Raw records

══════════

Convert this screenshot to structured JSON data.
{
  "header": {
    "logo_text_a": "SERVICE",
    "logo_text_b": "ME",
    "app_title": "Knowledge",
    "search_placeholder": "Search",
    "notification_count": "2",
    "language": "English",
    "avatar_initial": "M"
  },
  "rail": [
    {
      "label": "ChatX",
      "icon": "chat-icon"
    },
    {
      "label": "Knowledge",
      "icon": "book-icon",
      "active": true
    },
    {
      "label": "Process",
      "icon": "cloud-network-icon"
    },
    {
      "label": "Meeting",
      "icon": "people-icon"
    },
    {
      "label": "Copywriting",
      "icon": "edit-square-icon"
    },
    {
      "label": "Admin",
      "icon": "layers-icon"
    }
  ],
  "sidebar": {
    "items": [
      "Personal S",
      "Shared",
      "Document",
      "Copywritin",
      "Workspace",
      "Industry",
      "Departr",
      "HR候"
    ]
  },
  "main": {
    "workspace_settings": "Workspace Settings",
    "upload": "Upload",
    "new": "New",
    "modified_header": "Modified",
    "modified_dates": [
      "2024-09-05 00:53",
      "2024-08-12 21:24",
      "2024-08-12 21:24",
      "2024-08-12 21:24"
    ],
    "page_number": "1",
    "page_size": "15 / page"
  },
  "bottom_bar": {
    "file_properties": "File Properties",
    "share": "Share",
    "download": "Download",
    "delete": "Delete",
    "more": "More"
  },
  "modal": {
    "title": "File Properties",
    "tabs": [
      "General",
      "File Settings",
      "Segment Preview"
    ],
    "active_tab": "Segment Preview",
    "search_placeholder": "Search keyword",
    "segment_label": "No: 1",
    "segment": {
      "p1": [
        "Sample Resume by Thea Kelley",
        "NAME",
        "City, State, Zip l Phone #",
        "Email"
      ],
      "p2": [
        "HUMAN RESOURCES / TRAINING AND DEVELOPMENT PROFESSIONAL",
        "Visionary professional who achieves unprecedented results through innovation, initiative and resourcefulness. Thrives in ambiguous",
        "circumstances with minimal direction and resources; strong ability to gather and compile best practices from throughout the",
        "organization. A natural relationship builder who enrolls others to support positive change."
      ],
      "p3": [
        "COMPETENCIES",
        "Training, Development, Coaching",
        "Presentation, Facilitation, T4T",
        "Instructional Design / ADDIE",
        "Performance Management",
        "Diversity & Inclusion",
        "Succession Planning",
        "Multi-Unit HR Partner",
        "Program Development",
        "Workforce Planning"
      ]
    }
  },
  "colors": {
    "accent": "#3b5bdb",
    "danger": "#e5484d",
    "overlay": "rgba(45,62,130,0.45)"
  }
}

══════════

Go through the entries and repeat each one exactly.

Convert this screenshot to structured JSON data.
{
  "header": {
    "logo_text_a": "SERVICE",
    "logo_text_b": "ME",
    "app_title": "Knowledge",
    "search_placeholder": "Search",
    "notification_count": "2",
    "language": "English",
    "avatar_initial": "M"
  },
  "rail": [
    {
      "label": "ChatX",
      "icon": "chat-icon"
    },
    {
      "label": "Knowledge",
      "icon": "book-icon",
      "active": true
    },
    {
      "label": "Process",
      "icon": "cloud-network-icon"
    },
    {
      "label": "Meeting",
      "icon": "people-icon"
    },
    {
      "label": "Copywriting",
      "icon": "edit-square-icon"
    },
    {
      "label": "Admin",
      "icon": "layers-icon"
    }
  ],
  "sidebar": {
    "items": [
      "Personal S",
      "Shared",
      "Document",
      "Copywritin",
      "Workspace",
      "Industry",
      "Departr",
      "HR候"
    ]
  },
  "main": {
    "workspace_settings": "Workspace Settings",
    "upload": "Upload",
    "new": "New",
    "modified_header": "Modified",
    "modified_dates": [
      "2024-09-05 00:53",
      "2024-08-12 21:24",
      "2024-08-12 21:24",
      "2024-08-12 21:24"
    ],
    "page_number": "1",
    "page_size": "15 / page"
  },
  "bottom_bar": {
    "file_properties": "File Properties",
    "share": "Share",
    "download": "Download",
    "delete": "Delete",
    "more": "More"
  },
  "modal": {
    "title": "File Properties",
    "tabs": [
      "General",
      "File Settings",
      "Segment Preview"
    ],
    "active_tab": "Segment Preview",
    "search_placeholder": "Search keyword",
    "segment_label": "No: 1",
    "segment": {
      "p1": [
        "Sample Resume by Thea Kelley",
        "NAME",
        "City, State, Zip l Phone #",
        "Email"
      ],
      "p2": [
        "HUMAN RESOURCES / TRAINING AND DEVELOPMENT PROFESSIONAL",
        "Visionary professional who achieves unprecedented results through innovation, initiative and resourcefulness. Thrives in ambiguous",
        "circumstances with minimal direction and resources; strong ability to gather and compile best practices from throughout the",
        "organization. A natural relationship builder who enrolls others to support positive change."
      ],
      "p3": [
        "COMPETENCIES",
        "Training, Development, Coaching",
        "Presentation, Facilitation, T4T",
        "Instructional Design / ADDIE",
        "Performance Management",
        "Diversity & Inclusion",
        "Succession Planning",
        "Multi-Unit HR Partner",
        "Program Development",
        "Workforce Planning"
      ]
    }
  },
  "colors": {
    "accent": "#3b5bdb",
    "danger": "#e5484d",
    "overlay": "rgba(45,62,130,0.45)"
  }
}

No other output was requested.